### DATA TO USE

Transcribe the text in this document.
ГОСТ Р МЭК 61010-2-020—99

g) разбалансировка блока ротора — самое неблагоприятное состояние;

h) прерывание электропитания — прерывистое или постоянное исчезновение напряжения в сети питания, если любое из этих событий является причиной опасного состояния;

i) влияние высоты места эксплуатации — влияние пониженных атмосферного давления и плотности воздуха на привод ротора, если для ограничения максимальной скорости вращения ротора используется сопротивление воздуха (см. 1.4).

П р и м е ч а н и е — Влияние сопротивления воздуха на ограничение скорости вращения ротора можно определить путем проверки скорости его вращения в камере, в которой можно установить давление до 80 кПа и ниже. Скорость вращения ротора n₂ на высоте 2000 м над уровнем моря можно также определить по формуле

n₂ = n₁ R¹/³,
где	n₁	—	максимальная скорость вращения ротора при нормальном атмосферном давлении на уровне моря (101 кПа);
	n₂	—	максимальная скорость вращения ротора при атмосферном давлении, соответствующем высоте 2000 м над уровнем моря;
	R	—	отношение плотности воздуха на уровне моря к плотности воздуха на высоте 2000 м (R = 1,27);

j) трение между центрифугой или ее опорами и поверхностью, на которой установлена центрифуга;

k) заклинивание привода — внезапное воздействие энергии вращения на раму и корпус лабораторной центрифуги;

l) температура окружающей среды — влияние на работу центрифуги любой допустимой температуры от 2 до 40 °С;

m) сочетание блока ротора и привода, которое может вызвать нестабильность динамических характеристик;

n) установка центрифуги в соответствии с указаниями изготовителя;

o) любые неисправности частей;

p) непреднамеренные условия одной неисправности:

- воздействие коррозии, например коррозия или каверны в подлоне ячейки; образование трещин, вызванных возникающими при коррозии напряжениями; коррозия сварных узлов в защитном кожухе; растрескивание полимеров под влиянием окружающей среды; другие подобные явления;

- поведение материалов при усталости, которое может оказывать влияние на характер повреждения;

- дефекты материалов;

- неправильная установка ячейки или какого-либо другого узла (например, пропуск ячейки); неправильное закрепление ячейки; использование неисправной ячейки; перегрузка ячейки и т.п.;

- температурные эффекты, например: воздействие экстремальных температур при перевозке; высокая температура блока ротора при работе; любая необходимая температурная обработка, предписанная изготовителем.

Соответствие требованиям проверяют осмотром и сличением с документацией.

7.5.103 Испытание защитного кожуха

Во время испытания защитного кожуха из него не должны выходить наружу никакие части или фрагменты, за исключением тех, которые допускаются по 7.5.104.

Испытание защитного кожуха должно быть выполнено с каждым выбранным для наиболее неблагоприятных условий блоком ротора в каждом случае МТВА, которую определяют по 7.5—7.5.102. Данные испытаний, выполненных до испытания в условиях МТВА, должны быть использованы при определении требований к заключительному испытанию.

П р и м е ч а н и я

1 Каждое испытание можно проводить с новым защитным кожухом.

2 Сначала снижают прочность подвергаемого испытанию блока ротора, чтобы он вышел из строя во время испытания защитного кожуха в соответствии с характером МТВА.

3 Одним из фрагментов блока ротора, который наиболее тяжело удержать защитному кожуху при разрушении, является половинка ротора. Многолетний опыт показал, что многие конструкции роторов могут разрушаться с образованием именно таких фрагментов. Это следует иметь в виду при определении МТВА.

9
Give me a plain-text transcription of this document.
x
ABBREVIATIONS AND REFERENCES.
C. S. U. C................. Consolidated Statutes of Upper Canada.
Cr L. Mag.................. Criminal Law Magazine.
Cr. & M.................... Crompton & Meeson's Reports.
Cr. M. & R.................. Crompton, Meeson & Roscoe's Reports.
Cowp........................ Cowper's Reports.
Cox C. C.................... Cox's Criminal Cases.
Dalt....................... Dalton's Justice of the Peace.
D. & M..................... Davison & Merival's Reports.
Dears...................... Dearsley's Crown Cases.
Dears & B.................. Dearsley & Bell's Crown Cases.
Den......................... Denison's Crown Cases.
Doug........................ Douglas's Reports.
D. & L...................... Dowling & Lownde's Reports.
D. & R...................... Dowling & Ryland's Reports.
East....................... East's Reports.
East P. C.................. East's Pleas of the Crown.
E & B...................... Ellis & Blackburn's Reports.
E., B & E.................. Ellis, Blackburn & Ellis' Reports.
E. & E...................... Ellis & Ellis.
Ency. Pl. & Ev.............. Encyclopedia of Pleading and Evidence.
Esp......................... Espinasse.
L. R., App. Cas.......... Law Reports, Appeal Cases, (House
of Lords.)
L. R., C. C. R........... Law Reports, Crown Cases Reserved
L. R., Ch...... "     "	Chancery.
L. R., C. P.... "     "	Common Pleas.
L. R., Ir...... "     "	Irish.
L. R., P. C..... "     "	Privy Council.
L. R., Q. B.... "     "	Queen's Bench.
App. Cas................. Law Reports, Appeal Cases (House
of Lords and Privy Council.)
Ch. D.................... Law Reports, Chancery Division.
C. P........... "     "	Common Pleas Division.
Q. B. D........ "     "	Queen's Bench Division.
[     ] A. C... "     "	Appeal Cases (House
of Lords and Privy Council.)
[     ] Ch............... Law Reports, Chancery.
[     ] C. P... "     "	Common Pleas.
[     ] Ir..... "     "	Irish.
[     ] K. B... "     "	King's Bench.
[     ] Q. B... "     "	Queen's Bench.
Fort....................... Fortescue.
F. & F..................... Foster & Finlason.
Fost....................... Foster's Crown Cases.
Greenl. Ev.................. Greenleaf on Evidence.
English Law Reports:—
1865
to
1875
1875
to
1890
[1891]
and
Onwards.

######

:: WHAT IS NEEDED ::
Pull out each line holding the string "Queen".

:: ANSWER IN FULL ::
L. R., Q. B.... "     "	Queen's Bench.
Q. B. D........ "     "	Queen's Bench Division.
[     ] Q. B... "     "	Queen's Bench.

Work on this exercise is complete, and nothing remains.